Work to do
Select from the records below every line that has the word "Replacing" in it.
## begin Input
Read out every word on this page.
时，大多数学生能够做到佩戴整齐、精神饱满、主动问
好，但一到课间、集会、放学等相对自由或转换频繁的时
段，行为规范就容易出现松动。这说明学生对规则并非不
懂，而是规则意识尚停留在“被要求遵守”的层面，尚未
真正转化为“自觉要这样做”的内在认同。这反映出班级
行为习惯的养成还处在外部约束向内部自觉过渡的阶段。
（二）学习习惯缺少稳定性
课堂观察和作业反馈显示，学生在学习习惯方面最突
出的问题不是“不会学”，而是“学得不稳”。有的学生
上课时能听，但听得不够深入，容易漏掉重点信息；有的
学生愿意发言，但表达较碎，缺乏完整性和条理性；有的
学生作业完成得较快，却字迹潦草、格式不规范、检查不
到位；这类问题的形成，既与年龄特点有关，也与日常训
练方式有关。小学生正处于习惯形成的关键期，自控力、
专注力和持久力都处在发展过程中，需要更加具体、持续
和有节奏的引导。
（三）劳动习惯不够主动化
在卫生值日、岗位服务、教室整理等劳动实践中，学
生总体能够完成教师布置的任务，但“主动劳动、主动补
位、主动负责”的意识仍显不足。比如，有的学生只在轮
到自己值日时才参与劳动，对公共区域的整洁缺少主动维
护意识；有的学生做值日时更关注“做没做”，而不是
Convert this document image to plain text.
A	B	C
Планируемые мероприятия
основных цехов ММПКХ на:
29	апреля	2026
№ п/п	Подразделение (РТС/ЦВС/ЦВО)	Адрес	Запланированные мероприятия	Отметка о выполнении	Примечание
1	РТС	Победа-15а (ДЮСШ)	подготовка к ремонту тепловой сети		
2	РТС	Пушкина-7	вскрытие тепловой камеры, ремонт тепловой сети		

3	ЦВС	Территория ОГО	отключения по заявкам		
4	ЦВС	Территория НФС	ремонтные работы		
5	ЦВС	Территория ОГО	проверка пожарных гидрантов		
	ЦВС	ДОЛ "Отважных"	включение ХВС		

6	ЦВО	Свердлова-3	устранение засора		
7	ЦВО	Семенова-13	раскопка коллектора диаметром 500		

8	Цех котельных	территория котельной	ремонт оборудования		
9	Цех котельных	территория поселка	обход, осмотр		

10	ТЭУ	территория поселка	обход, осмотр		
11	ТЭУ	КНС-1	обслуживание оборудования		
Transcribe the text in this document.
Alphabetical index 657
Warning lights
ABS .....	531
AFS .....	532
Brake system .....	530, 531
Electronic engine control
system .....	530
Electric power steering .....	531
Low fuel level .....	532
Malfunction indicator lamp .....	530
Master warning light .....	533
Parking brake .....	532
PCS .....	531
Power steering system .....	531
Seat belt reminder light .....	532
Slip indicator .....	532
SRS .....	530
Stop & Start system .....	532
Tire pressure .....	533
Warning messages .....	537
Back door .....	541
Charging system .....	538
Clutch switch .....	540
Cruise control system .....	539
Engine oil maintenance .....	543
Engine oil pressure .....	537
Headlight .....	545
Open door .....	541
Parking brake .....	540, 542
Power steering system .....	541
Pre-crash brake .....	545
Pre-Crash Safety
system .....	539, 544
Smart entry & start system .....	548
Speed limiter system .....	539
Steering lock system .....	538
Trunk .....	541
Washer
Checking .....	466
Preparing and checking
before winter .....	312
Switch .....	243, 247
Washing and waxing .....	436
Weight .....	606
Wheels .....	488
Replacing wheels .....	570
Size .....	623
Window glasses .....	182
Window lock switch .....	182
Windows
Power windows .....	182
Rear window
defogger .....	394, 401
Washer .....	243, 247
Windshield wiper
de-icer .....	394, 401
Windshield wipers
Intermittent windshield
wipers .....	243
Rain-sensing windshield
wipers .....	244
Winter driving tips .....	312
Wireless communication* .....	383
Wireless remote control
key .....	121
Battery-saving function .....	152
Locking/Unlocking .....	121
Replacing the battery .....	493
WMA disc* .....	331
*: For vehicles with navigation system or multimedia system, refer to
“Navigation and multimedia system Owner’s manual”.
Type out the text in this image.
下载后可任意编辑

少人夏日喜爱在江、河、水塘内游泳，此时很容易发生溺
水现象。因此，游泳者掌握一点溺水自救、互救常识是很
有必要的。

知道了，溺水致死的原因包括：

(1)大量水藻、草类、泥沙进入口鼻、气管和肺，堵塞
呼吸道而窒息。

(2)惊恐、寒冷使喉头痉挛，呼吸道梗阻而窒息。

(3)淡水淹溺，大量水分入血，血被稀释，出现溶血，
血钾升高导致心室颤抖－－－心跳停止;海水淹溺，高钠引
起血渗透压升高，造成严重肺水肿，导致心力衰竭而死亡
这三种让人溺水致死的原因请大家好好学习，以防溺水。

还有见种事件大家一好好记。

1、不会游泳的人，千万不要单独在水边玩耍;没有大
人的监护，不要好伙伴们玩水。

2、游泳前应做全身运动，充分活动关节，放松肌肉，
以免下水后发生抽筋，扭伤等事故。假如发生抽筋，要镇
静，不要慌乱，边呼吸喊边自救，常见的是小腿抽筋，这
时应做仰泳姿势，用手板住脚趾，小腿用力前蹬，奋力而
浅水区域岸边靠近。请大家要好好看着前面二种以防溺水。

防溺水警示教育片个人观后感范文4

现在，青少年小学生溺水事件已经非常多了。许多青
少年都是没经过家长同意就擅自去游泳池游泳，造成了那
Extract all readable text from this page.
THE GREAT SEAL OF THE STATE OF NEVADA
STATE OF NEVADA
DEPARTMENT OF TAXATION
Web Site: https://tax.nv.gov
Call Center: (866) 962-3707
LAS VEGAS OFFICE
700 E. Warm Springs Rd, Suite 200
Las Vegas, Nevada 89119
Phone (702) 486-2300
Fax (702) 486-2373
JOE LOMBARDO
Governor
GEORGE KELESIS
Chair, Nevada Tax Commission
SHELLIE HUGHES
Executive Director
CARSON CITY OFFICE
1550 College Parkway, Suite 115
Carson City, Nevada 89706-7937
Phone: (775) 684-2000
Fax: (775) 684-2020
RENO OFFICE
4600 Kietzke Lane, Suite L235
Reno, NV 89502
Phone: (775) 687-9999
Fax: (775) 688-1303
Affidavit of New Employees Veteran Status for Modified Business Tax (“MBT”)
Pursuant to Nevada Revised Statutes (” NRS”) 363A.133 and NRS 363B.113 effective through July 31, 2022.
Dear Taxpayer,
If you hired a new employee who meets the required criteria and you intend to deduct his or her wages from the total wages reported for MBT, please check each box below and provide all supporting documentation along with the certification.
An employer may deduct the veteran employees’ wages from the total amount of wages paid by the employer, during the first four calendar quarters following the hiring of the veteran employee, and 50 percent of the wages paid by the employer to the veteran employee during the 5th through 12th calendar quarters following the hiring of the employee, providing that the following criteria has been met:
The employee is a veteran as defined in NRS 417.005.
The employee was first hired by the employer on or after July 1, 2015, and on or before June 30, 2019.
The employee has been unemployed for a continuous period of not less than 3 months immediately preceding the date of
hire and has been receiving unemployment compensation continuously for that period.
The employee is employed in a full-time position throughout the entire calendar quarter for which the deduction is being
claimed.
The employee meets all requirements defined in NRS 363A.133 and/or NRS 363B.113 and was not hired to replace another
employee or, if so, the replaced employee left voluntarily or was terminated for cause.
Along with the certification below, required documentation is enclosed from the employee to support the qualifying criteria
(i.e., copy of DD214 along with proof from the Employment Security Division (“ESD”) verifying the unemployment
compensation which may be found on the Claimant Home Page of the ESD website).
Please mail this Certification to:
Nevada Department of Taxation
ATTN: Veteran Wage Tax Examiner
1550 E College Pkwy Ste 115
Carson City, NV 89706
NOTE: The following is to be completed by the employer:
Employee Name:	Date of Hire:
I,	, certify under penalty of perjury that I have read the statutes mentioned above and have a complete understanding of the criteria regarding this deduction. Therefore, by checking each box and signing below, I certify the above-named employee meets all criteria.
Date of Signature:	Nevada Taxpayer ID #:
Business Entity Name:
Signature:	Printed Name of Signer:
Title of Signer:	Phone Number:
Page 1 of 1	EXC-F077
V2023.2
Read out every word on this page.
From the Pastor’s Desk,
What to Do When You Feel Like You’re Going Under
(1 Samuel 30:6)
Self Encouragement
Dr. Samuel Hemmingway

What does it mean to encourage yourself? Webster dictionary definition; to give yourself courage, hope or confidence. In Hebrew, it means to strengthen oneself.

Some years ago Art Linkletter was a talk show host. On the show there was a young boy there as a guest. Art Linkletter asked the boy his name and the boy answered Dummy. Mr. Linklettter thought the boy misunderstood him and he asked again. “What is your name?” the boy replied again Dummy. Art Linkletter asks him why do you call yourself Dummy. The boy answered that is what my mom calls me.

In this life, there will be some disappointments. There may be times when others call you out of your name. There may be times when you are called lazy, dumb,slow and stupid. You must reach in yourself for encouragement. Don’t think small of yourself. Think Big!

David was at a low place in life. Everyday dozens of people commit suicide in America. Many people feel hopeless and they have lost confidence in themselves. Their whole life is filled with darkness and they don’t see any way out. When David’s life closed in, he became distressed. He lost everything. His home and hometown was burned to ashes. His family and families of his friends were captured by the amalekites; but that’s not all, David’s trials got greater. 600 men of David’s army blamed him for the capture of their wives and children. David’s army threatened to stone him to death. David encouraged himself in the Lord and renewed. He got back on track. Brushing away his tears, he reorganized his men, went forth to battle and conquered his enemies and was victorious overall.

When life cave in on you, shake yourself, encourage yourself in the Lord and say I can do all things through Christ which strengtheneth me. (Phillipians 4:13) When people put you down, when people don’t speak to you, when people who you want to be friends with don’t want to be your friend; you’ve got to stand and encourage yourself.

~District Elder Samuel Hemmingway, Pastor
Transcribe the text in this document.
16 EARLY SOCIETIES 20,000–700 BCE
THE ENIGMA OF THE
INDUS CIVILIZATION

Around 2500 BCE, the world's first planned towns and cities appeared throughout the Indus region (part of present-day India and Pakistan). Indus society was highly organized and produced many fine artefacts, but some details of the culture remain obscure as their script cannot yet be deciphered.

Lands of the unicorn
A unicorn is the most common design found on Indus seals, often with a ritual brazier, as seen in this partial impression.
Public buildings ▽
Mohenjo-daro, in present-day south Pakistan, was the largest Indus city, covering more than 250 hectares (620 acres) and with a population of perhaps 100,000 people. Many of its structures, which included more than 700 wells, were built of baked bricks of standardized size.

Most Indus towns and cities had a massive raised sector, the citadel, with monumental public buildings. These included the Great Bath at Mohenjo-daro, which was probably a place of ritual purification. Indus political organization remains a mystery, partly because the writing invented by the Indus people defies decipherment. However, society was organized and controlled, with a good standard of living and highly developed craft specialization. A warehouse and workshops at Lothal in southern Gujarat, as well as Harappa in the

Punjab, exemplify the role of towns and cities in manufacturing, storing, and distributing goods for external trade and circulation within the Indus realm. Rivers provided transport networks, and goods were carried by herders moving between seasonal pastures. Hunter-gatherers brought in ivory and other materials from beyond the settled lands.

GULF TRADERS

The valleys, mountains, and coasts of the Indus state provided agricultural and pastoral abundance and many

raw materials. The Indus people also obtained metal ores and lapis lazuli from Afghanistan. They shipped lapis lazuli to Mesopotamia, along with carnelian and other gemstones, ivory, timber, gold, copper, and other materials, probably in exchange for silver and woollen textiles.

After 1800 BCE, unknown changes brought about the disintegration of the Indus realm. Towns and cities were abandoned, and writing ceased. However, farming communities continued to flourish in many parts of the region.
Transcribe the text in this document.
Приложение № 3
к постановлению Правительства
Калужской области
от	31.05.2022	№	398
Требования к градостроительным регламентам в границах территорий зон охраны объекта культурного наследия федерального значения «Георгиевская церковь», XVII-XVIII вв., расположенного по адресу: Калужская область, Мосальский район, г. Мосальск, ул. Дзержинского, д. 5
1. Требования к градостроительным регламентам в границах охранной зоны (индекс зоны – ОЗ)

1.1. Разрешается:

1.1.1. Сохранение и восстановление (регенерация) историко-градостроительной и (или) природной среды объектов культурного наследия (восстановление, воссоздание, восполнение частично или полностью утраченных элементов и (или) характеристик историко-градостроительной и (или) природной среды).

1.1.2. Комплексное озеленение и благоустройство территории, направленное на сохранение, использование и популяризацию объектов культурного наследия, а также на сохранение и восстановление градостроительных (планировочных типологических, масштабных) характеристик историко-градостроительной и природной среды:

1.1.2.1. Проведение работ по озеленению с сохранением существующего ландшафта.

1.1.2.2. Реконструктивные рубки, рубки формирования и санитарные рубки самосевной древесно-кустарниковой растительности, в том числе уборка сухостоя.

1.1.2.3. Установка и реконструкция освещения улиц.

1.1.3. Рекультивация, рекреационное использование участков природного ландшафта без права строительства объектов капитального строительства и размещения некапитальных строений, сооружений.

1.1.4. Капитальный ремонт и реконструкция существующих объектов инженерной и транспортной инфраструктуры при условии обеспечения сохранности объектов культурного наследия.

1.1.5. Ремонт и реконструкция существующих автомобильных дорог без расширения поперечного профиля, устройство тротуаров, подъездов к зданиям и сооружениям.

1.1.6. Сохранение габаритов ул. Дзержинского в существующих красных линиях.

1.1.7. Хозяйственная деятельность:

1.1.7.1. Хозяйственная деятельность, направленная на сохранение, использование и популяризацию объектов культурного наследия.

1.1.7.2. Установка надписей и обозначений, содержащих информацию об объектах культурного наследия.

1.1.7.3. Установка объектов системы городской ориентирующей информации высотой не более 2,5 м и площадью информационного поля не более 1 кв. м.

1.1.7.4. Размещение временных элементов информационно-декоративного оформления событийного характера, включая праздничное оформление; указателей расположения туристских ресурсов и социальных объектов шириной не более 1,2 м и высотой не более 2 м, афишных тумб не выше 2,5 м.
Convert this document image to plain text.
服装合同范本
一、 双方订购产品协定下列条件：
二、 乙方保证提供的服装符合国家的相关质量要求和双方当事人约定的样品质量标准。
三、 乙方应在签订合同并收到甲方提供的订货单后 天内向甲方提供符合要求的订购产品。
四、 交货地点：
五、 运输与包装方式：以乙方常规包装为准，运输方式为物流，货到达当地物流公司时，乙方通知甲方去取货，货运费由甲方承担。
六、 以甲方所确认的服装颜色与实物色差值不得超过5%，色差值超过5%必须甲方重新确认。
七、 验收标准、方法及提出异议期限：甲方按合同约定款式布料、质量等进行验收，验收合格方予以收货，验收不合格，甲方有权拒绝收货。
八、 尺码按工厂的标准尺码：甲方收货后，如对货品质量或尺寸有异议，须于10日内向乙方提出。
## end Input
Complete output
Replacing wheels .....	570
Replacing the battery .....	493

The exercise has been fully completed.